* WORK TO DO *
Among the entries that follow, tally the lines with the string "JSON". Give no more than the number.

* Stored data *
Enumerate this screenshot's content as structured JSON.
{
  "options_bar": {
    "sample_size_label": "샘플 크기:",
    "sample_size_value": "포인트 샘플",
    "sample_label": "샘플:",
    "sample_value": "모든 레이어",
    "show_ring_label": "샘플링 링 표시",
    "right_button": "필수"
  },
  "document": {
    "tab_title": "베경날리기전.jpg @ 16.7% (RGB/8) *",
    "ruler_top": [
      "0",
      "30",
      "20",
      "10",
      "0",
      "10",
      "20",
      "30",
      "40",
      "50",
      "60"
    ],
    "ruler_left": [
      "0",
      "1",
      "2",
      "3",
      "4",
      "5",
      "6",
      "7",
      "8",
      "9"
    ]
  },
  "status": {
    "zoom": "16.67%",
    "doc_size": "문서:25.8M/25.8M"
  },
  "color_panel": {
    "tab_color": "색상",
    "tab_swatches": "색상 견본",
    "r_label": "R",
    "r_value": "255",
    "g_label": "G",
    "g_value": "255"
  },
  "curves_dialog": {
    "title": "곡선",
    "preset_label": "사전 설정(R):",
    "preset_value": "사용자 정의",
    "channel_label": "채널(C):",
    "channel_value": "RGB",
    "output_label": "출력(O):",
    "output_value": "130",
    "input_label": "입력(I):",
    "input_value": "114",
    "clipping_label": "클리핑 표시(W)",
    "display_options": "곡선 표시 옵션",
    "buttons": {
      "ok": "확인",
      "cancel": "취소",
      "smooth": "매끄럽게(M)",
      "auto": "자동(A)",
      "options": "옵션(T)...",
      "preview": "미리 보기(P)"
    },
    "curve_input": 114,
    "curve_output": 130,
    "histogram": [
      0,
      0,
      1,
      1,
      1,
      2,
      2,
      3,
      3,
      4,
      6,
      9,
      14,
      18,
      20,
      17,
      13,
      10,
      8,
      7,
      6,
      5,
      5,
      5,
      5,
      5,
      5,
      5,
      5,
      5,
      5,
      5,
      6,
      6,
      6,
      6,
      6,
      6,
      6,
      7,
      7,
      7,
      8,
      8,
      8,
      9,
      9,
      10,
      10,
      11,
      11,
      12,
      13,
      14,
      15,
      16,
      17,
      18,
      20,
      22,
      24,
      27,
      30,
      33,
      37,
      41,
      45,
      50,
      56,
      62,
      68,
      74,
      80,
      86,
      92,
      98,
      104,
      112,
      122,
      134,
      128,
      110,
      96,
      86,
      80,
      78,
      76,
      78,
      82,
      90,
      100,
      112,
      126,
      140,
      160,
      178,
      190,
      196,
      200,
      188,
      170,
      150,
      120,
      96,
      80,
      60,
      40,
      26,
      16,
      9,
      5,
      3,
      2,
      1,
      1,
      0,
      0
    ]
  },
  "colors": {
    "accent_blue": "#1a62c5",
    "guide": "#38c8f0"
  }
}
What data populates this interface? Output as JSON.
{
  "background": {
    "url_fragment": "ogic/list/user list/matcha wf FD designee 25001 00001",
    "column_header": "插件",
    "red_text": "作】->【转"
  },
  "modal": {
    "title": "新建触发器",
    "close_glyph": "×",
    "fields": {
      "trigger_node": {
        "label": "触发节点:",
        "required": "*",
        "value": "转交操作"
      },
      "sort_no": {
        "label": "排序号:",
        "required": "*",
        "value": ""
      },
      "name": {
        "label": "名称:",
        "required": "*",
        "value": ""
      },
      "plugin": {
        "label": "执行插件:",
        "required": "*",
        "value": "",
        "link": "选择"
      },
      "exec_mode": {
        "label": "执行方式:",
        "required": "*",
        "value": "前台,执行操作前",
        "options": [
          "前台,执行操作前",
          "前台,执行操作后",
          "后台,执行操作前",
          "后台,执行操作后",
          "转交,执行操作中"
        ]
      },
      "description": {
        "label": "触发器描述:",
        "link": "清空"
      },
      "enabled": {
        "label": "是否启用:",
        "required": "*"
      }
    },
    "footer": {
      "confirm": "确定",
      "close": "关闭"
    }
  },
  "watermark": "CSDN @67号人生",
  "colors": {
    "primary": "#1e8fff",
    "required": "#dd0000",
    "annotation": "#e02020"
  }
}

* OUTPUT OF THE TASK *
2